▶ [Dataset listings of figures]
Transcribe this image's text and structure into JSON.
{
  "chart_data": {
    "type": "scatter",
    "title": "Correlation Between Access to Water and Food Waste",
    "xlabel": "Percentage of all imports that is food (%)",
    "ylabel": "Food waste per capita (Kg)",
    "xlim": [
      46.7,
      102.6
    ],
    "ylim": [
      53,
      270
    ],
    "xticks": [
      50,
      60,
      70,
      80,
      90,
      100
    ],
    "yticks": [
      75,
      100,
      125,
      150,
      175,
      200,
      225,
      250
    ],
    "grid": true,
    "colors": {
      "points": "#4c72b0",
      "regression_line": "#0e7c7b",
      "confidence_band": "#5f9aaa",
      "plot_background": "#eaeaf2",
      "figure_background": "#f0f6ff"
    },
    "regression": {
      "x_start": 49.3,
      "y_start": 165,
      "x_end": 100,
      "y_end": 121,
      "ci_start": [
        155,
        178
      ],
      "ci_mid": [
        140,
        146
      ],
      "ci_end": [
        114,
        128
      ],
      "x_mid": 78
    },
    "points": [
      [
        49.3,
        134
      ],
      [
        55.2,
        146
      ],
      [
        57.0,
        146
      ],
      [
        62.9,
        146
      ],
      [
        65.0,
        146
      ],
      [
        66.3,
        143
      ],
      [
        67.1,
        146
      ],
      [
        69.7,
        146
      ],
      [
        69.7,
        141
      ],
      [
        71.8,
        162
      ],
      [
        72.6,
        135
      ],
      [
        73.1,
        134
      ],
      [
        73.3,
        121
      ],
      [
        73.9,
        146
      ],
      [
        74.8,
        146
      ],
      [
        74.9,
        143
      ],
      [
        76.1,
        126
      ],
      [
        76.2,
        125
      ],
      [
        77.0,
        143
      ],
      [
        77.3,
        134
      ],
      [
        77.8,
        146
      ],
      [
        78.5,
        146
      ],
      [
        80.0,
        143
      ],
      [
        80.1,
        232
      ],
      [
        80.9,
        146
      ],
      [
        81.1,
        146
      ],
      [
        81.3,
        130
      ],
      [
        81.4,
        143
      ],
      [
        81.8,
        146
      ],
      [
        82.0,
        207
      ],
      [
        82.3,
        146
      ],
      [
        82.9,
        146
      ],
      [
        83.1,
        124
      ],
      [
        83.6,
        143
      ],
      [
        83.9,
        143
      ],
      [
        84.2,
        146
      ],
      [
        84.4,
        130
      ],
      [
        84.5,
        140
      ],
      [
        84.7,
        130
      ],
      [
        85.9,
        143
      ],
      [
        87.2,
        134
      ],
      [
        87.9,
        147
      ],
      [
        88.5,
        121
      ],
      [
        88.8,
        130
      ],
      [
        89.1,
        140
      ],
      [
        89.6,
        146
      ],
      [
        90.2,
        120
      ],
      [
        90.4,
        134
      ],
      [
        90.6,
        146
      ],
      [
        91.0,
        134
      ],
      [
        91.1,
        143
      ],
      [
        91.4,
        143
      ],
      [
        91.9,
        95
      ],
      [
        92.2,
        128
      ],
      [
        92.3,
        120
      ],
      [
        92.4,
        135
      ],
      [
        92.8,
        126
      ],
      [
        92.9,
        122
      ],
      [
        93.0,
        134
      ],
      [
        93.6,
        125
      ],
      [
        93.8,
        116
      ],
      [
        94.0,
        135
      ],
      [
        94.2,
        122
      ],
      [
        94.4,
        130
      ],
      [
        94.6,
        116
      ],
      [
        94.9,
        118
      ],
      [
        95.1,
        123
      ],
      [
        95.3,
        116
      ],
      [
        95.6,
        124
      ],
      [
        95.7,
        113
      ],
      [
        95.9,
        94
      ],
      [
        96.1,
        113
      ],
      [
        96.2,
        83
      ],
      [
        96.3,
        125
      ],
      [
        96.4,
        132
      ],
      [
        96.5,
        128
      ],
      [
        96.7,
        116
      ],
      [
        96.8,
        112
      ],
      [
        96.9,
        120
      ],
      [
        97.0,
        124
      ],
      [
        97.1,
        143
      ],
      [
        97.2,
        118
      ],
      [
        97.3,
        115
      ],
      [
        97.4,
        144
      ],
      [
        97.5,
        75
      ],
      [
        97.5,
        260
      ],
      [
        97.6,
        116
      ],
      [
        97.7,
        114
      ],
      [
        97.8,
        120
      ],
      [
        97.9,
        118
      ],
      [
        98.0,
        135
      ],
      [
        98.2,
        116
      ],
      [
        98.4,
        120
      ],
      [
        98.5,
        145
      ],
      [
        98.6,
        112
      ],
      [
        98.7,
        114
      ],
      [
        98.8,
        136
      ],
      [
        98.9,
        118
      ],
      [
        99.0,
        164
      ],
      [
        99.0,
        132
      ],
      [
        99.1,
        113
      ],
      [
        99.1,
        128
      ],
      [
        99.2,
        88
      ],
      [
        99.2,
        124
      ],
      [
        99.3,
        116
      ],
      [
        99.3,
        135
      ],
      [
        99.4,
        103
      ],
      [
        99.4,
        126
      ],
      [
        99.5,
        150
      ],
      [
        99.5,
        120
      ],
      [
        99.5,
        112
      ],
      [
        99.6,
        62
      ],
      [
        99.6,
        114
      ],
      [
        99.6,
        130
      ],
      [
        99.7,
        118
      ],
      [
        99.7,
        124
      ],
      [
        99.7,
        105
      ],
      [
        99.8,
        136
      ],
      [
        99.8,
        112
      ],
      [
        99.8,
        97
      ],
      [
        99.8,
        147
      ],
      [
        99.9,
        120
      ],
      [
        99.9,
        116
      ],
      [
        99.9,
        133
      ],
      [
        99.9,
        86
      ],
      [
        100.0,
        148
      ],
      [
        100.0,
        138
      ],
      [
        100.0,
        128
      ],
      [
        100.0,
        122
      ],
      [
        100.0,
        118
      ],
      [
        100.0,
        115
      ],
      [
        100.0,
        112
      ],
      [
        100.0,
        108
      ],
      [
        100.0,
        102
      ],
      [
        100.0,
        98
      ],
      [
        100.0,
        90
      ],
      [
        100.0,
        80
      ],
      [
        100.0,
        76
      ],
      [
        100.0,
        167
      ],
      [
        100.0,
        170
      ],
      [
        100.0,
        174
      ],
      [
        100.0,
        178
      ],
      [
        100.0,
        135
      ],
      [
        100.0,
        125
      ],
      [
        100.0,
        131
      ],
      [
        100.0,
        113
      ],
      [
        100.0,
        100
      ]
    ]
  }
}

▶ [Goal of the exercise] Write out the data exactly as it stands.

▶ [Complete response]
Transcribe this image's text and structure into JSON.
{
  "chart_data": {
    "type": "scatter",
    "title": "Correlation Between Access to Water and Food Waste",
    "xlabel": "Percentage of all imports that is food (%)",
    "ylabel": "Food waste per capita (Kg)",
    "xlim": [
      46.7,
      102.6
    ],
    "ylim": [
      53,
      270
    ],
    "xticks": [
      50,
      60,
      70,
      80,
      90,
      100
    ],
    "yticks": [
      75,
      100,
      125,
      150,
      175,
      200,
      225,
      250
    ],
    "grid": true,
    "colors": {
      "points": "#4c72b0",
      "regression_line": "#0e7c7b",
      "confidence_band": "#5f9aaa",
      "plot_background": "#eaeaf2",
      "figure_background": "#f0f6ff"
    },
    "regression": {
      "x_start": 49.3,
      "y_start": 165,
      "x_end": 100,
      "y_end": 121,
      "ci_start": [
        155,
        178
      ],
      "ci_mid": [
        140,
        146
      ],
      "ci_end": [
        114,
        128
      ],
      "x_mid": 78
    },
    "points": [
      [
        49.3,
        134
      ],
      [
        55.2,
        146
      ],
      [
        57.0,
        146
      ],
      [
        62.9,
        146
      ],
      [
        65.0,
        146
      ],
      [
        66.3,
        143
      ],
      [
        67.1,
        146
      ],
      [
        69.7,
        146
      ],
      [
        69.7,
        141
      ],
      [
        71.8,
        162
      ],
      [
        72.6,
        135
      ],
      [
        73.1,
        134
      ],
      [
        73.3,
        121
      ],
      [
        73.9,
        146
      ],
      [
        74.8,
        146
      ],
      [
        74.9,
        143
      ],
      [
        76.1,
        126
      ],
      [
        76.2,
        125
      ],
      [
        77.0,
        143
      ],
      [
        77.3,
        134
      ],
      [
        77.8,
        146
      ],
      [
        78.5,
        146
      ],
      [
        80.0,
        143
      ],
      [
        80.1,
        232
      ],
      [
        80.9,
        146
      ],
      [
        81.1,
        146
      ],
      [
        81.3,
        130
      ],
      [
        81.4,
        143
      ],
      [
        81.8,
        146
      ],
      [
        82.0,
        207
      ],
      [
        82.3,
        146
      ],
      [
        82.9,
        146
      ],
      [
        83.1,
        124
      ],
      [
        83.6,
        143
      ],
      [
        83.9,
        143
      ],
      [
        84.2,
        146
      ],
      [
        84.4,
        130
      ],
      [
        84.5,
        140
      ],
      [
        84.7,
        130
      ],
      [
        85.9,
        143
      ],
      [
        87.2,
        134
      ],
      [
        87.9,
        147
      ],
      [
        88.5,
        121
      ],
      [
        88.8,
        130
      ],
      [
        89.1,
        140
      ],
      [
        89.6,
        146
      ],
      [
        90.2,
        120
      ],
      [
        90.4,
        134
      ],
      [
        90.6,
        146
      ],
      [
        91.0,
        134
      ],
      [
        91.1,
        143
      ],
      [
        91.4,
        143
      ],
      [
        91.9,
        95
      ],
      [
        92.2,
        128
      ],
      [
        92.3,
        120
      ],
      [
        92.4,
        135
      ],
      [
        92.8,
        126
      ],
      [
        92.9,
        122
      ],
      [
        93.0,
        134
      ],
      [
        93.6,
        125
      ],
      [
        93.8,
        116
      ],
      [
        94.0,
        135
      ],
      [
        94.2,
        122
      ],
      [
        94.4,
        130
      ],
      [
        94.6,
        116
      ],
      [
        94.9,
        118
      ],
      [
        95.1,
        123
      ],
      [
        95.3,
        116
      ],
      [
        95.6,
        124
      ],
      [
        95.7,
        113
      ],
      [
        95.9,
        94
      ],
      [
        96.1,
        113
      ],
      [
        96.2,
        83
      ],
      [
        96.3,
        125
      ],
      [
        96.4,
        132
      ],
      [
        96.5,
        128
      ],
      [
        96.7,
        116
      ],
      [
        96.8,
        112
      ],
      [
        96.9,
        120
      ],
      [
        97.0,
        124
      ],
      [
        97.1,
        143
      ],
      [
        97.2,
        118
      ],
      [
        97.3,
        115
      ],
      [
        97.4,
        144
      ],
      [
        97.5,
        75
      ],
      [
        97.5,
        260
      ],
      [
        97.6,
        116
      ],
      [
        97.7,
        114
      ],
      [
        97.8,
        120
      ],
      [
        97.9,
        118
      ],
      [
        98.0,
        135
      ],
      [
        98.2,
        116
      ],
      [
        98.4,
        120
      ],
      [
        98.5,
        145
      ],
      [
        98.6,
        112
      ],
      [
        98.7,
        114
      ],
      [
        98.8,
        136
      ],
      [
        98.9,
        118
      ],
      [
        99.0,
        164
      ],
      [
        99.0,
        132
      ],
      [
        99.1,
        113
      ],
      [
        99.1,
        128
      ],
      [
        99.2,
        88
      ],
      [
        99.2,
        124
      ],
      [
        99.3,
        116
      ],
      [
        99.3,
        135
      ],
      [
        99.4,
        103
      ],
      [
        99.4,
        126
      ],
      [
        99.5,
        150
      ],
      [
        99.5,
        120
      ],
      [
        99.5,
        112
      ],
      [
        99.6,
        62
      ],
      [
        99.6,
        114
      ],
      [
        99.6,
        130
      ],
      [
        99.7,
        118
      ],
      [
        99.7,
        124
      ],
      [
        99.7,
        105
      ],
      [
        99.8,
        136
      ],
      [
        99.8,
        112
      ],
      [
        99.8,
        97
      ],
      [
        99.8,
        147
      ],
      [
        99.9,
        120
      ],
      [
        99.9,
        116
      ],
      [
        99.9,
        133
      ],
      [
        99.9,
        86
      ],
      [
        100.0,
        148
      ],
      [
        100.0,
        138
      ],
      [
        100.0,
        128
      ],
      [
        100.0,
        122
      ],
      [
        100.0,
        118
      ],
      [
        100.0,
        115
      ],
      [
        100.0,
        112
      ],
      [
        100.0,
        108
      ],
      [
        100.0,
        102
      ],
      [
        100.0,
        98
      ],
      [
        100.0,
        90
      ],
      [
        100.0,
        80
      ],
      [
        100.0,
        76
      ],
      [
        100.0,
        167
      ],
      [
        100.0,
        170
      ],
      [
        100.0,
        174
      ],
      [
        100.0,
        178
      ],
      [
        100.0,
        135
      ],
      [
        100.0,
        125
      ],
      [
        100.0,
        131
      ],
      [
        100.0,
        113
      ],
      [
        100.0,
        100
      ]
    ]
  }
}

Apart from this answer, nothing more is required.